### Requirements
Tally up the lines where the string "Anstedt" appears; reply with the number only.

### Data extract
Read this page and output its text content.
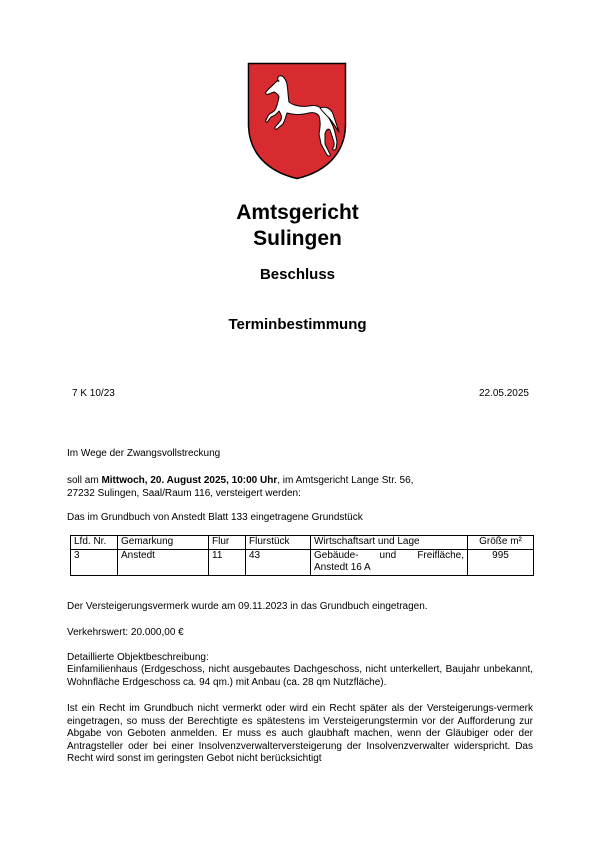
Amtsgericht
Sulingen
Beschluss
Terminbestimmung
7 K 10/23	22.05.2025
Im Wege der Zwangsvollstreckung
soll am Mittwoch, 20. August 2025, 10:00 Uhr, im Amtsgericht Lange Str. 56,
27232 Sulingen, Saal/Raum 116, versteigert werden:
Das im Grundbuch von Anstedt Blatt 133 eingetragene Grundstück
Lfd. Nr.	Gemarkung	Flur	Flurstück	Wirtschaftsart und Lage	Größe m²
3	Anstedt	11	43	Gebäude- und Freifläche,
Anstedt 16 A	995
Der Versteigerungsvermerk wurde am 09.11.2023 in das Grundbuch eingetragen.
Verkehrswert: 20.000,00 €
Detaillierte Objektbeschreibung:
Einfamilienhaus (Erdgeschoss, nicht ausgebautes Dachgeschoss, nicht unterkellert, Baujahr unbekannt, Wohnfläche Erdgeschoss ca. 94 qm.) mit Anbau (ca. 28 qm Nutzfläche).
Ist ein Recht im Grundbuch nicht vermerkt oder wird ein Recht später als der Versteigerungs-vermerk eingetragen, so muss der Berechtigte es spätestens im Versteigerungstermin vor der Aufforderung zur Abgabe von Geboten anmelden. Er muss es auch glaubhaft machen, wenn der Gläubiger oder der Antragsteller oder bei einer Insolvenzverwalterversteigerung der Insolvenzverwalter widerspricht. Das Recht wird sonst im geringsten Gebot nicht berücksichtigt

### Final result
3